ЗАДАНИЕ 1 - Как перевести на английский язык предложение «Повесть заканчивается попыткой умалишенного студента убить Клару, сбросив ее с башни.» из текста страницы?
ЗАДАНИЕ 2 - Как будет выглядеть отрывок текста страницы от слов «Но мы и сами» до слов «через перила галереи.» включительно, если заменить «башни» на «колокольни»?
::: ТЕКСТ СТРАНИЦЫ
Но мы и сами рискуем утратить разум, продолжая следить за всеми этими бредовыми выдумками. Повесть заканчивается попыткой умалишенного студента убить Клару, сбросив ее с башни. Несчастную девушку спасает ее брат, а исступленный безумец остается один на галерее, дико жестикулируя и выкрикивая всякую тарабарщину, усвоенную им от Коппелиуса и Спаланцани. В тот момент, когда люди внизу обсуждают, как связать безумного, среди них возникает внезапно Коппелиус, уверяющий всех, что Натанаэль сейчас спустится сам; это предсказание сбывается: чародей устремляет на юношу неподвижный гипнотический взгляд, и несчастный прыгает вниз головой через перила галереи.

Дикость и нелепость фабулы частично искупаются здесь некоторыми чертами образа Клары, чья твердость, обыденный здравый смысл и искреннее чувство составляют приятный контраст к дикому воображению, фантастическим предчувствиям и сумасбродным переживаниям ее безумного возлюбленного.
::::::
::: ФРАГМЕНТЫ ПЕРЕЧНЯ
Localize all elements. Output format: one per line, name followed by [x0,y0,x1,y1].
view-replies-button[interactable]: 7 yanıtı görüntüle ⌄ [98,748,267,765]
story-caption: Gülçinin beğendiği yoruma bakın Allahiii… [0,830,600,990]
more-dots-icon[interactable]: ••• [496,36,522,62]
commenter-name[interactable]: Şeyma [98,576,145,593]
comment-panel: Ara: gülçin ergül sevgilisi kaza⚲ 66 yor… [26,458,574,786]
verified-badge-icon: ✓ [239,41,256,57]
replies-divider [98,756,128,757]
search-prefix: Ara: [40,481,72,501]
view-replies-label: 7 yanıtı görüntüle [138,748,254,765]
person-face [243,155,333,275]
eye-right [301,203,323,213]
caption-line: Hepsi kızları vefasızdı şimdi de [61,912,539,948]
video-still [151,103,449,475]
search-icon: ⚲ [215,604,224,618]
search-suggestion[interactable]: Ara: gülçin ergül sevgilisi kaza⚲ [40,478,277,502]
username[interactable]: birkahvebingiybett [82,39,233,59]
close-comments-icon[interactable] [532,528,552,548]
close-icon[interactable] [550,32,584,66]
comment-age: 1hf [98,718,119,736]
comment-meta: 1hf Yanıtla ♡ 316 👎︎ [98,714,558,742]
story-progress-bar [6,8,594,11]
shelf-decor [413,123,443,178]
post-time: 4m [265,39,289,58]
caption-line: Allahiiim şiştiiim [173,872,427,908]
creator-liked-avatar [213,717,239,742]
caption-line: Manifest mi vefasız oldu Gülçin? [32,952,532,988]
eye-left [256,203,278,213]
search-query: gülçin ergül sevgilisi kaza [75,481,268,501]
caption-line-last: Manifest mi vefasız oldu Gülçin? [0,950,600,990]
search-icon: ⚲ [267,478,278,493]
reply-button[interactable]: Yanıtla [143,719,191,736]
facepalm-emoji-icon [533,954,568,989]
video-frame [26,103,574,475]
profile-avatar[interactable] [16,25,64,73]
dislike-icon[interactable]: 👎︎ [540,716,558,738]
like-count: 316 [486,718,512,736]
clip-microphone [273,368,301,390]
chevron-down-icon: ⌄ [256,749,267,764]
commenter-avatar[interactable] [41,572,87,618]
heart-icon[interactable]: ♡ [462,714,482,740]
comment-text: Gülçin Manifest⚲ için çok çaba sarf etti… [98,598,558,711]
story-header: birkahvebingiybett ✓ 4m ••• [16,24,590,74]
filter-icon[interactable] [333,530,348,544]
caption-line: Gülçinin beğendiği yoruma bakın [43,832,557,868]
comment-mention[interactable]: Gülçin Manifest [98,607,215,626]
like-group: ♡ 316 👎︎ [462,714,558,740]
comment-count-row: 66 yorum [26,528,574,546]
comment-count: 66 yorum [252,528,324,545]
::::::
РЕШЕНИЕ 1 - The story ends with the insane student's attempt to kill Clara by throwing her off the tower.

РЕШЕНИЕ 2 -
Но мы и сами рискуем утратить разум, продолжая следить за всеми этими бредовыми выдумками. Повесть заканчивается попыткой умалишенного студента убить Клару, сбросив ее с колокольни. Несчастную девушку спасает ее брат, а исступленный безумец остается один на галерее, дико жестикулируя и выкрикивая всякую тарабарщину, усвоенную им от Коппелиуса и Спаланцани. В тот момент, когда люди внизу обсуждают, как связать безумного, среди них возникает внезапно Коппелиус, уверяющий всех, что Натанаэль сейчас спустится сам; это предсказание сбывается: чародей устремляет на юношу неподвижный гипнотический взгляд, и несчастный прыгает вниз головой через перила галереи.